### RECORDS TO PROCESS
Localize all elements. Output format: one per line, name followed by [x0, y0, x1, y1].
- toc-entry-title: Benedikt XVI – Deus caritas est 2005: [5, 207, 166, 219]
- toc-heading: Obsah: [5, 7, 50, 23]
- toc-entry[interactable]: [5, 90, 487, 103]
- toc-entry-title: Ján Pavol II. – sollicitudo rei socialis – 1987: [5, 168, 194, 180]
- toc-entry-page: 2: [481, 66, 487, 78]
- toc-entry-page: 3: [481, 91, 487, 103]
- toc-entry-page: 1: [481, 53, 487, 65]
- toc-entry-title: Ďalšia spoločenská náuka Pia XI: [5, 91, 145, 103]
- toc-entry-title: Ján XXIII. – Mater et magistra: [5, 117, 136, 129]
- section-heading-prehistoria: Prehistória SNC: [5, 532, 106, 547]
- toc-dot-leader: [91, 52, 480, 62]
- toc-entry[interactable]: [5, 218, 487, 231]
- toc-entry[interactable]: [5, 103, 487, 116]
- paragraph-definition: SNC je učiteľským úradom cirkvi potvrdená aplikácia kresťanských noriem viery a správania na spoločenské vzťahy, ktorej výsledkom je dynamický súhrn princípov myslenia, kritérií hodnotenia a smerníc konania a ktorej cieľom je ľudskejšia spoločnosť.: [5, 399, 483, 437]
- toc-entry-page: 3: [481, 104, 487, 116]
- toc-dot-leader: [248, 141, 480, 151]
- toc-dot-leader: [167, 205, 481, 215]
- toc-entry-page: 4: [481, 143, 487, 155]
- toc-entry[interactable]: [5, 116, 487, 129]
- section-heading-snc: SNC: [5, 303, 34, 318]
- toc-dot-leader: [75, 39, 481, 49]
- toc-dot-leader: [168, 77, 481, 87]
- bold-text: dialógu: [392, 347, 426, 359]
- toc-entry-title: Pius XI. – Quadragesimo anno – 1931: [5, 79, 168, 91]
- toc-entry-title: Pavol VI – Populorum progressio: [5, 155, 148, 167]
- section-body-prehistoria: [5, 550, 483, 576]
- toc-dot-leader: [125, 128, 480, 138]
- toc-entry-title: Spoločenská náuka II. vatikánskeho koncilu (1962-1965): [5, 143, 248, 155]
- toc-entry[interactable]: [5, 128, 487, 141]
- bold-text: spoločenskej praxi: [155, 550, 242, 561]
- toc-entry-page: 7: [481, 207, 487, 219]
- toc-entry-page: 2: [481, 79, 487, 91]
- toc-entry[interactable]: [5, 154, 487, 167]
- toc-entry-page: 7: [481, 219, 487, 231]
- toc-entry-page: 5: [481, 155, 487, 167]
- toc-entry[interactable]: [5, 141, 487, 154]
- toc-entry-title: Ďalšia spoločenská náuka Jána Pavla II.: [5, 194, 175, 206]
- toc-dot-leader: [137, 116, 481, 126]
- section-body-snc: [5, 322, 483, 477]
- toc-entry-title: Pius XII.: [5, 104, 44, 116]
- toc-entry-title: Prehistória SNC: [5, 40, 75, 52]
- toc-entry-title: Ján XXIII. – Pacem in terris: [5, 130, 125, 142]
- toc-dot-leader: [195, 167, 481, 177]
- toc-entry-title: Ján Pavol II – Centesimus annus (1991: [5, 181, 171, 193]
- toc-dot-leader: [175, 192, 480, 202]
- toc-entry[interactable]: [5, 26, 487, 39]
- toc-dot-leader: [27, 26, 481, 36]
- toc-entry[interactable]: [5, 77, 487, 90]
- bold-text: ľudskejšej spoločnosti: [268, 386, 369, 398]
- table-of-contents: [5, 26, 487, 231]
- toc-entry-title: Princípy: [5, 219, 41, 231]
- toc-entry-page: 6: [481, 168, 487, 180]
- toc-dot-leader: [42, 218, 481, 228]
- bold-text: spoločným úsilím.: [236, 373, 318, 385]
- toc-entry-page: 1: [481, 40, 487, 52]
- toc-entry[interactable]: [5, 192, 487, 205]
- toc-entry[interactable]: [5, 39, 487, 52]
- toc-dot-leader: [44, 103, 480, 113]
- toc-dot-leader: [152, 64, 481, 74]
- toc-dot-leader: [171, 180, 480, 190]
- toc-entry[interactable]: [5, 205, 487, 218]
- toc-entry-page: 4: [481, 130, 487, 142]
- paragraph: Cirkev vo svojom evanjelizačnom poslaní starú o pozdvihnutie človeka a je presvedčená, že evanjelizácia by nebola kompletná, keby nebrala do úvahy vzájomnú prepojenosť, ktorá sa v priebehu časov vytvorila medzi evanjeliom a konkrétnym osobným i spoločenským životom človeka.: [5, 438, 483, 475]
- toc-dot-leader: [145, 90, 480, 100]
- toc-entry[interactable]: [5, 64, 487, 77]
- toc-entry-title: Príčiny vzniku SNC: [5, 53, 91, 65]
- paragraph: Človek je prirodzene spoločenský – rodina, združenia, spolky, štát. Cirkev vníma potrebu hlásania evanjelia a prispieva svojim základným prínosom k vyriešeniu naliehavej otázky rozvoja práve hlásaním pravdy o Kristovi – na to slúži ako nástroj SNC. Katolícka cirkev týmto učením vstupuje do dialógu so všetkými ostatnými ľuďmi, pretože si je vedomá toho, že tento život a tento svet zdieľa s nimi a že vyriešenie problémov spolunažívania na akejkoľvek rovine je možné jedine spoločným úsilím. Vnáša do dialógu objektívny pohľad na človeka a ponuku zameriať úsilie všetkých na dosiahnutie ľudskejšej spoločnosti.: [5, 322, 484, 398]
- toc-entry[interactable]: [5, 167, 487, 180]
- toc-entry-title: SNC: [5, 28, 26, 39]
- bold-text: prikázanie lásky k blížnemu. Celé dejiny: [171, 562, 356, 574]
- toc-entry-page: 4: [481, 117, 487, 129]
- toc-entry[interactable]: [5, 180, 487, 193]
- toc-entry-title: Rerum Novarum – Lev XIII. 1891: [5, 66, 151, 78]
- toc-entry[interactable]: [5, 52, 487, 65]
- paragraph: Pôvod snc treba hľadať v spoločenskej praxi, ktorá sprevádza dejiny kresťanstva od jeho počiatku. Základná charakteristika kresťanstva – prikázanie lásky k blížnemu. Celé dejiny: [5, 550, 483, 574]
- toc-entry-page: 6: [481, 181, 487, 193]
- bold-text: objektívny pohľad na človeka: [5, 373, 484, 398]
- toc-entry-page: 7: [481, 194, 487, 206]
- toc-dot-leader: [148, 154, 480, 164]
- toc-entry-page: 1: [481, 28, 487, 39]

### TO BE DONE
Quote the listing word for word, from its first line through the line that contains "- toc-entry-title: Ján XXIII. – Mater", including both.

### FINISHED ANSWER
Localize all elements. Output format: one per line, name followed by [x0, y0, x1, y1].
- toc-entry-title: Benedikt XVI – Deus caritas est 2005: [5, 207, 166, 219]
- toc-heading: Obsah: [5, 7, 50, 23]
- toc-entry[interactable]: [5, 90, 487, 103]
- toc-entry-title: Ján Pavol II. – sollicitudo rei socialis – 1987: [5, 168, 194, 180]
- toc-entry-page: 2: [481, 66, 487, 78]
- toc-entry-page: 3: [481, 91, 487, 103]
- toc-entry-page: 1: [481, 53, 487, 65]
- toc-entry-title: Ďalšia spoločenská náuka Pia XI: [5, 91, 145, 103]
- toc-entry-title: Ján XXIII. – Mater et magistra: [5, 117, 136, 129]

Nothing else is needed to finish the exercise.